_GIVEN REQUEST_
Pick out all lines in the listing holding the string "title" and copy them.

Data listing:
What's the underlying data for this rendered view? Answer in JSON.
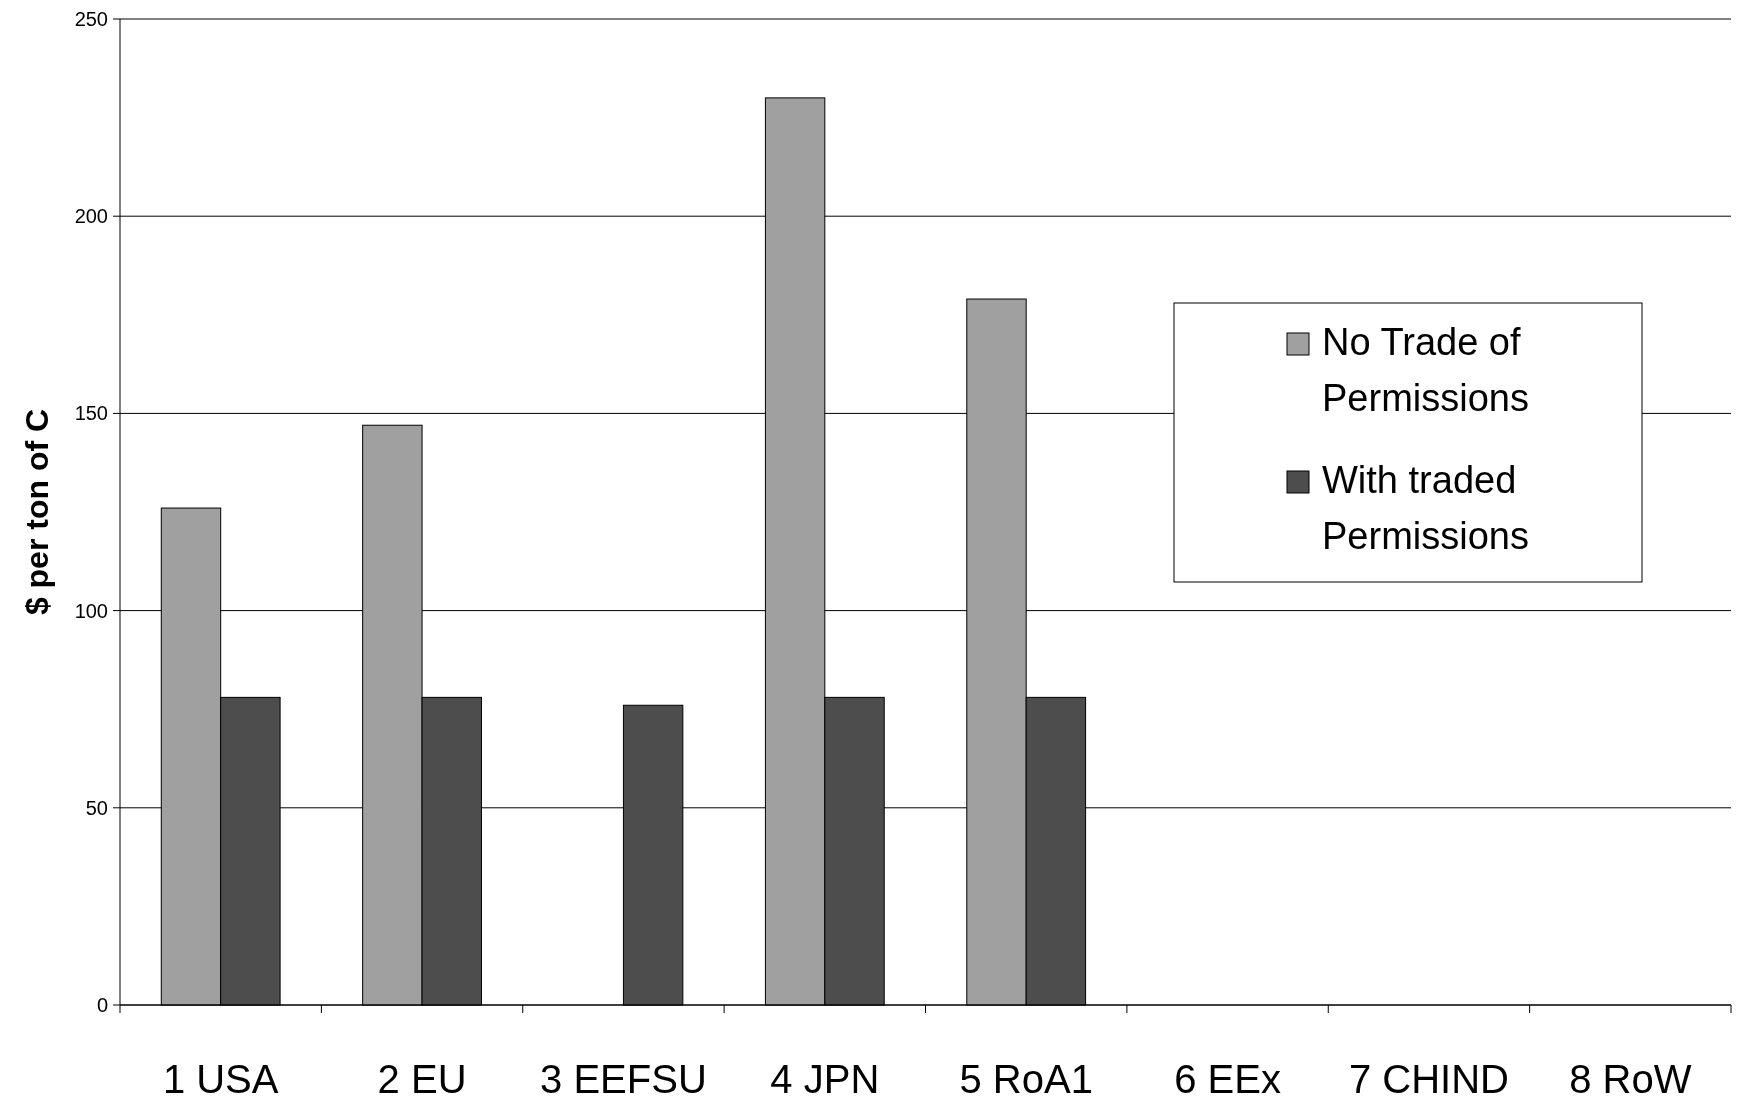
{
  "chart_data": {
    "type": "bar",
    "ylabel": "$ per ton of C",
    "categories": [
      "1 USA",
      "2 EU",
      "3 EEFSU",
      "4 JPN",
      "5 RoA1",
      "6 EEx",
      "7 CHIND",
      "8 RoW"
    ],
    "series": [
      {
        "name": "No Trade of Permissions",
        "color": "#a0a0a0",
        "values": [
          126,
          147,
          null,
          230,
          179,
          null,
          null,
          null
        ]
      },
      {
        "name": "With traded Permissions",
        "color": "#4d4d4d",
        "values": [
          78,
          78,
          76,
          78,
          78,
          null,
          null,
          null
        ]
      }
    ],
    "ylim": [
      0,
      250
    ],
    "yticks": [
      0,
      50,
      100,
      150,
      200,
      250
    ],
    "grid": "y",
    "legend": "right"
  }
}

--

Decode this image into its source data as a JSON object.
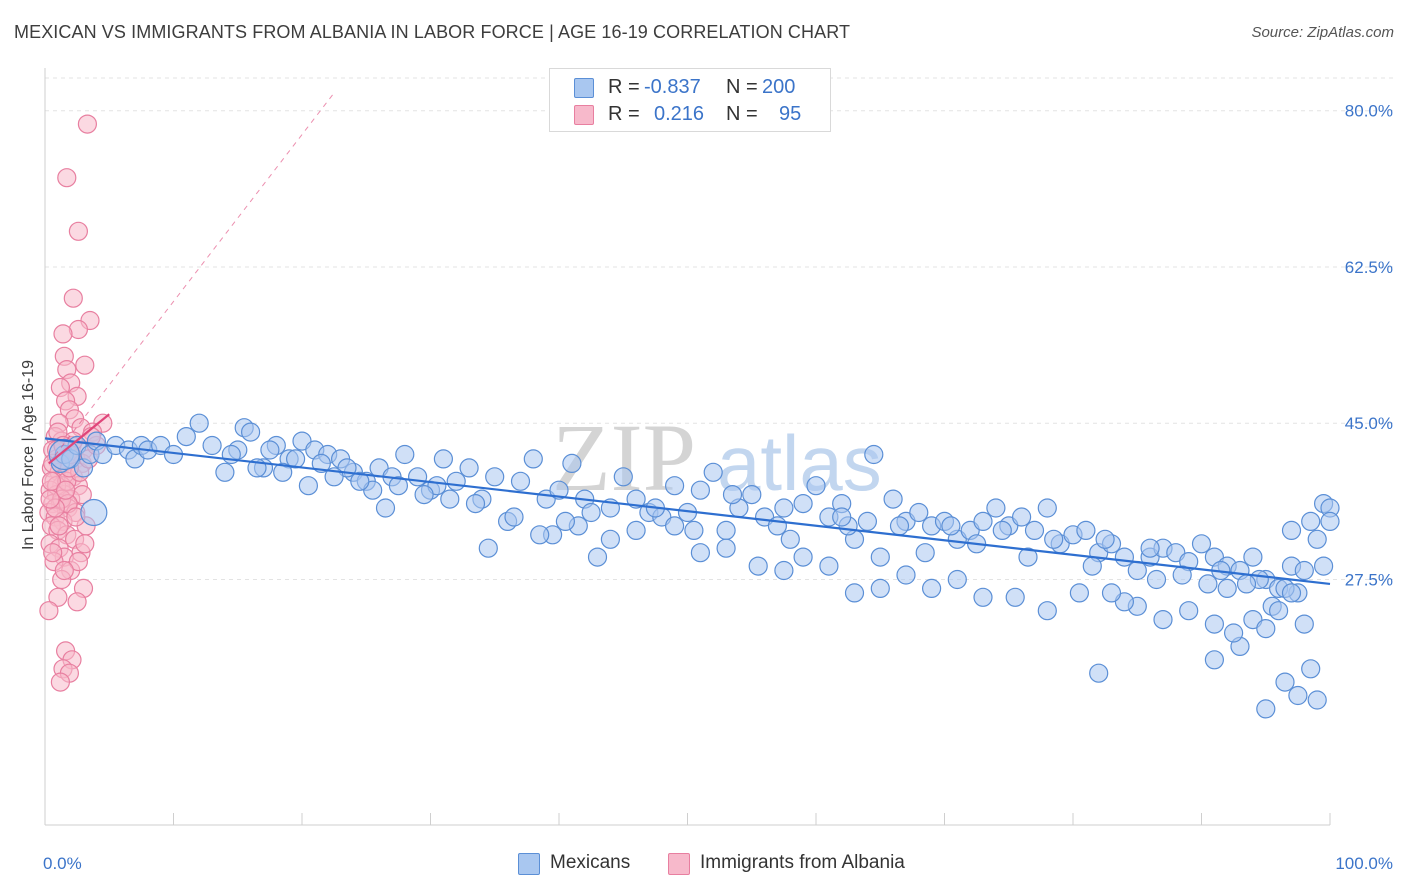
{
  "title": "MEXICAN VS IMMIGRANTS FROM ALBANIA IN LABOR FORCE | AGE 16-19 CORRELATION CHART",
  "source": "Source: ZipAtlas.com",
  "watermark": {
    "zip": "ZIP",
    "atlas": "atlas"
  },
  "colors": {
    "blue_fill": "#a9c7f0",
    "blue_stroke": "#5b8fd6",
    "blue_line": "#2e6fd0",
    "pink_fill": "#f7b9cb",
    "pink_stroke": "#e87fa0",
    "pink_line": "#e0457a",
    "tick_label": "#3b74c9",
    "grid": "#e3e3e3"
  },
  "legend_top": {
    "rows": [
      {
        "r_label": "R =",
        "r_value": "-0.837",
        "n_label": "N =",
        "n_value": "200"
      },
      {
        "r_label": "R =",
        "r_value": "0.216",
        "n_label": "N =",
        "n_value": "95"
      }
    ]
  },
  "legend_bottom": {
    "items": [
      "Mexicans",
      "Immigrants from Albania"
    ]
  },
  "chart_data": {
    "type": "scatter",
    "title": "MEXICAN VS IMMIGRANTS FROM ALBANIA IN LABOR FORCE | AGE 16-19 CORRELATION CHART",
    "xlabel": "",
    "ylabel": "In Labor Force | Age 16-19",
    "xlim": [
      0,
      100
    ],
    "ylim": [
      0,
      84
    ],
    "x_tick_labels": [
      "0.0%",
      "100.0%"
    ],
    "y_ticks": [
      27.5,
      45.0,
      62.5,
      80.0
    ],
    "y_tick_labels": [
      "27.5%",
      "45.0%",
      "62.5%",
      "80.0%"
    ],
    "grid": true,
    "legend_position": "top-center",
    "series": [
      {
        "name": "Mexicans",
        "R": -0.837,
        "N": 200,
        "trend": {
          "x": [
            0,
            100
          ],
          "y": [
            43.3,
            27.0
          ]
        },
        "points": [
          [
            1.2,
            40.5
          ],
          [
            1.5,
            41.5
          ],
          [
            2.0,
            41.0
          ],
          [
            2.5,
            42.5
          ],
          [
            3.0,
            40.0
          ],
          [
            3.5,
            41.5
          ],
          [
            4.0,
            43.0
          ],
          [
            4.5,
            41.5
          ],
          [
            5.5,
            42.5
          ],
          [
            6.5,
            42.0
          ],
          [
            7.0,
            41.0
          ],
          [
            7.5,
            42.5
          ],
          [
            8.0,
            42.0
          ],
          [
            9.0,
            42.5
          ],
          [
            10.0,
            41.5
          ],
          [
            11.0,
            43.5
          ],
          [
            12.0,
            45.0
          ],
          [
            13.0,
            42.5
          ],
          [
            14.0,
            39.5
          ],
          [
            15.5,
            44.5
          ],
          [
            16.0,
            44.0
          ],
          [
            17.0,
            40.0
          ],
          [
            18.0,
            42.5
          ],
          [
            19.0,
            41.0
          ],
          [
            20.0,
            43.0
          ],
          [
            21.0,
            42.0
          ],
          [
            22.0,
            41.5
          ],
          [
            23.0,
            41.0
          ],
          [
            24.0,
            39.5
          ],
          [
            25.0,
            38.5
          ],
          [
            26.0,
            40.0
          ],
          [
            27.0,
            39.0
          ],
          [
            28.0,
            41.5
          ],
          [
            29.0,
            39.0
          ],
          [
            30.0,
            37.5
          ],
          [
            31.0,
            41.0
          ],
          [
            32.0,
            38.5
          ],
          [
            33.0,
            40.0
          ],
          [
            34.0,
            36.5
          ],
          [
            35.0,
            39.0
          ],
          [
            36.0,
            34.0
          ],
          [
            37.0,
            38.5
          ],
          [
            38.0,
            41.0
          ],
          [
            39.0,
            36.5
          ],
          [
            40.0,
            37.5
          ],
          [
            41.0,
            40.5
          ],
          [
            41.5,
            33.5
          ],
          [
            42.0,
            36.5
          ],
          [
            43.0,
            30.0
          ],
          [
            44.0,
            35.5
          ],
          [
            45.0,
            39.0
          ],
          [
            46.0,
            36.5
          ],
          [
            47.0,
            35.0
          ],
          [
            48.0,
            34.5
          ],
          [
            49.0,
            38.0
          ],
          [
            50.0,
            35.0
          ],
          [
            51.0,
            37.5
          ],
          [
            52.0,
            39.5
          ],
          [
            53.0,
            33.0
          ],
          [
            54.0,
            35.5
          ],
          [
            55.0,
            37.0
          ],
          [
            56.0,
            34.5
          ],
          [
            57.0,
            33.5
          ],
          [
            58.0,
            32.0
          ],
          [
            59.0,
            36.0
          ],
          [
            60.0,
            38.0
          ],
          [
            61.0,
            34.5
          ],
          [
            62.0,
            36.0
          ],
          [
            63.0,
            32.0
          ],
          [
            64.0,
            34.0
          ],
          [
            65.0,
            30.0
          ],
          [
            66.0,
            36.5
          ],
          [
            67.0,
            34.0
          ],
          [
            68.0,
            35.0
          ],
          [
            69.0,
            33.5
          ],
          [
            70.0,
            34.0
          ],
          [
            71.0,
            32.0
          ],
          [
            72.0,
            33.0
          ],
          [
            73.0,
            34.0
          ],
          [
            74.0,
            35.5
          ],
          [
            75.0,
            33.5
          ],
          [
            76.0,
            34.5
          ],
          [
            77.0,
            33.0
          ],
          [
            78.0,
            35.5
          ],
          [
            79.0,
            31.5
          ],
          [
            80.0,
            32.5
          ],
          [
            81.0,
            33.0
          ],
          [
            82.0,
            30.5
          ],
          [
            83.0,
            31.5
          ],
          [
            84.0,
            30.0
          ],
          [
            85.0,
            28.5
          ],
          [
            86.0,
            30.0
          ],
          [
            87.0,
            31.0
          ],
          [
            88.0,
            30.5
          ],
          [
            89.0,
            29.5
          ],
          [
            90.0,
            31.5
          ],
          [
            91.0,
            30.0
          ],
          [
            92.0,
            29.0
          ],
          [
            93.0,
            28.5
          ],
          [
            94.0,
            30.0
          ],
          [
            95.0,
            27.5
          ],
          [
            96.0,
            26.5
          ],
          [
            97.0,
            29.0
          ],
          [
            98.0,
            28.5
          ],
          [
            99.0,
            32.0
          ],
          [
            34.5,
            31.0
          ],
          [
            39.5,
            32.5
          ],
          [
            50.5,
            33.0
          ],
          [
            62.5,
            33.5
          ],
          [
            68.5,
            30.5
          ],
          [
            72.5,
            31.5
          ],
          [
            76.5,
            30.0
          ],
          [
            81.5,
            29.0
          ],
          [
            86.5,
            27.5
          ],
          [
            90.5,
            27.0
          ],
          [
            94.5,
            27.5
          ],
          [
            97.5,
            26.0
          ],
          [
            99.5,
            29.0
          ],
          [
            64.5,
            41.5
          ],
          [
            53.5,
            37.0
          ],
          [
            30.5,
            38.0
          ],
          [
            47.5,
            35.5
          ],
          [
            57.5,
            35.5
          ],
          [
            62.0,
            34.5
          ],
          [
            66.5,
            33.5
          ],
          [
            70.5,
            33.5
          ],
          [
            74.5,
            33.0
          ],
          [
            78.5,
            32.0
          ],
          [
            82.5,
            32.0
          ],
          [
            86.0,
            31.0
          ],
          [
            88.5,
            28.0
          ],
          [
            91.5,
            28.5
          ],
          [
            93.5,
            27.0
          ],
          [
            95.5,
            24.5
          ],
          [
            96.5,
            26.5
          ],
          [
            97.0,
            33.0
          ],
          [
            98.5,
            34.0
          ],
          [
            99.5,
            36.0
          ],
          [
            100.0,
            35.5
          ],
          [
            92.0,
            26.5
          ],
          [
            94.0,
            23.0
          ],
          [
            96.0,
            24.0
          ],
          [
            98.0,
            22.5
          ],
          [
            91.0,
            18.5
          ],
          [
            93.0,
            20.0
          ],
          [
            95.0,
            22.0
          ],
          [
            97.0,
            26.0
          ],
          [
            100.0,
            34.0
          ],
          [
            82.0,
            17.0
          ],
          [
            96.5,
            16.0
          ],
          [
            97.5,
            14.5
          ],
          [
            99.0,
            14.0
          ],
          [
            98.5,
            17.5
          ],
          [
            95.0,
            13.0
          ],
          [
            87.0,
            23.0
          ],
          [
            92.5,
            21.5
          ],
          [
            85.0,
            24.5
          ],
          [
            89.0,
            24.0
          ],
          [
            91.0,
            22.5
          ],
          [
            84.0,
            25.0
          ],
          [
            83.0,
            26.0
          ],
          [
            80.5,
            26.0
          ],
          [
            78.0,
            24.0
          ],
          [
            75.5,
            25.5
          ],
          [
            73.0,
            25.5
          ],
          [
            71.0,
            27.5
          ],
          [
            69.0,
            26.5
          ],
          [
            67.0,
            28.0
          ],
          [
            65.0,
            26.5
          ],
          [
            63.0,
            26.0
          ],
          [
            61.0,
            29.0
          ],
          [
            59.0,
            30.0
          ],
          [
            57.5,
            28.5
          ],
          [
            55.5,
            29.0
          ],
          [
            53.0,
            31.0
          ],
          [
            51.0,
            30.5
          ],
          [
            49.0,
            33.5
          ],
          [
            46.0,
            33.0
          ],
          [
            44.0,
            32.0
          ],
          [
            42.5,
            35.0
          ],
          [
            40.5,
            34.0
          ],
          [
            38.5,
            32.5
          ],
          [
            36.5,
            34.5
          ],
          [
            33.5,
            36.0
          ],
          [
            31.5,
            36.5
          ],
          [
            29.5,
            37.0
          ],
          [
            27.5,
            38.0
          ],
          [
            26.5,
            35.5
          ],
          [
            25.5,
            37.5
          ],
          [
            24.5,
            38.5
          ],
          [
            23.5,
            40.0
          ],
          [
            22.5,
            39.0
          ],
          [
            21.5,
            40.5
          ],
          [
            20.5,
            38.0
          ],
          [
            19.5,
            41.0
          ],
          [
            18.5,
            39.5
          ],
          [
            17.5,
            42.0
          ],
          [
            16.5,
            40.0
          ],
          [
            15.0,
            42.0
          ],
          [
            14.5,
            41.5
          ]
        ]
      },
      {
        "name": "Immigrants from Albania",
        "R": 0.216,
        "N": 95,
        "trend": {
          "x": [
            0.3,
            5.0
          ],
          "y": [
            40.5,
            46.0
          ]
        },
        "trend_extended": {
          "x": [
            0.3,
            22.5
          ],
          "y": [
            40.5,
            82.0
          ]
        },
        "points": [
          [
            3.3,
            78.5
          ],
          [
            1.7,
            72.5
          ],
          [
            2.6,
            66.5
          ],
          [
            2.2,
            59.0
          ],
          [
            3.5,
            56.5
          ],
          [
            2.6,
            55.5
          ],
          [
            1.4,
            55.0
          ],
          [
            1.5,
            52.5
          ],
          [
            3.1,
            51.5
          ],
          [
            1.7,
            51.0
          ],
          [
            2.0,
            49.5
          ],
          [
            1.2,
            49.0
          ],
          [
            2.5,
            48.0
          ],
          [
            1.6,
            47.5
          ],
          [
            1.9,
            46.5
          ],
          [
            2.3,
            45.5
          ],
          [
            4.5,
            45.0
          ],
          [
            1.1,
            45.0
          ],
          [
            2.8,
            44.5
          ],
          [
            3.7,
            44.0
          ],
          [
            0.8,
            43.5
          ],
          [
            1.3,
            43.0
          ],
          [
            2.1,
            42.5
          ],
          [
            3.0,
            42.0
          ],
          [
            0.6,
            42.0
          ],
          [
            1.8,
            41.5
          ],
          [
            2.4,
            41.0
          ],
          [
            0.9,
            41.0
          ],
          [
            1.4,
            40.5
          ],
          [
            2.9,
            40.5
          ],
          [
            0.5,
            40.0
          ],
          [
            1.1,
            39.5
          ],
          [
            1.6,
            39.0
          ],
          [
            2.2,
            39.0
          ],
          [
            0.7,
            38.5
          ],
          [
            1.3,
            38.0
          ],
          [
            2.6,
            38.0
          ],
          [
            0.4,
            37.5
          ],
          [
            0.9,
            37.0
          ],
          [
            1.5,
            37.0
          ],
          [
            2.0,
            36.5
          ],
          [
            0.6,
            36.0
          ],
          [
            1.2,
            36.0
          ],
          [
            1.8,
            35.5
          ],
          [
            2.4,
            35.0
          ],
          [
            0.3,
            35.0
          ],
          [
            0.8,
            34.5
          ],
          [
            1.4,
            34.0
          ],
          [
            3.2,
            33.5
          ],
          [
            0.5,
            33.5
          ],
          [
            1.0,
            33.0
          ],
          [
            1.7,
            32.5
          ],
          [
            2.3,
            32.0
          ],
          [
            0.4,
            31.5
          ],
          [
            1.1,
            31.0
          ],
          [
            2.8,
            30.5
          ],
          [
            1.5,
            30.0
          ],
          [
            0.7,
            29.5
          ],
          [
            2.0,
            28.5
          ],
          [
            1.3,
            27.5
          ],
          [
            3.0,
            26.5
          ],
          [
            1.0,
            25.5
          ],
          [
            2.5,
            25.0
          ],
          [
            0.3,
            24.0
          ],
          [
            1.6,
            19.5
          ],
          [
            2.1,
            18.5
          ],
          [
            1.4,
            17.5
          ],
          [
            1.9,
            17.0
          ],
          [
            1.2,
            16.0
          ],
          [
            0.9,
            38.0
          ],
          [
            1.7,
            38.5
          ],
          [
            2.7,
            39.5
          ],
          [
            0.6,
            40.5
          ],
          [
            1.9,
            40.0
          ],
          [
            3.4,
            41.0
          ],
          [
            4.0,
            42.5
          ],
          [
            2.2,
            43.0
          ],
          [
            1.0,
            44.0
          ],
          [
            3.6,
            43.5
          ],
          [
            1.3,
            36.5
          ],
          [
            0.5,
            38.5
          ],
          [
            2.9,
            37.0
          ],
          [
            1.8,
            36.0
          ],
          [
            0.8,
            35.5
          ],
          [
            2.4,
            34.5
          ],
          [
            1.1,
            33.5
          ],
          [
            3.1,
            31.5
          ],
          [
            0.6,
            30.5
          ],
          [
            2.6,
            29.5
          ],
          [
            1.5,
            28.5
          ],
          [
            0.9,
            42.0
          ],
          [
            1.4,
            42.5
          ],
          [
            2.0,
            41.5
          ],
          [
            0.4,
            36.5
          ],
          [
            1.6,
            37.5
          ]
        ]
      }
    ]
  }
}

_OUTPUT OF THE TASK_
  "title": "MEXICAN VS IMMIGRANTS FROM ALBANIA IN LABOR FORCE | AGE 16-19 CORRELATION CHART",
    "title": "MEXICAN VS IMMIGRANTS FROM ALBANIA IN LABOR FORCE | AGE 16-19 CORRELATION CHART",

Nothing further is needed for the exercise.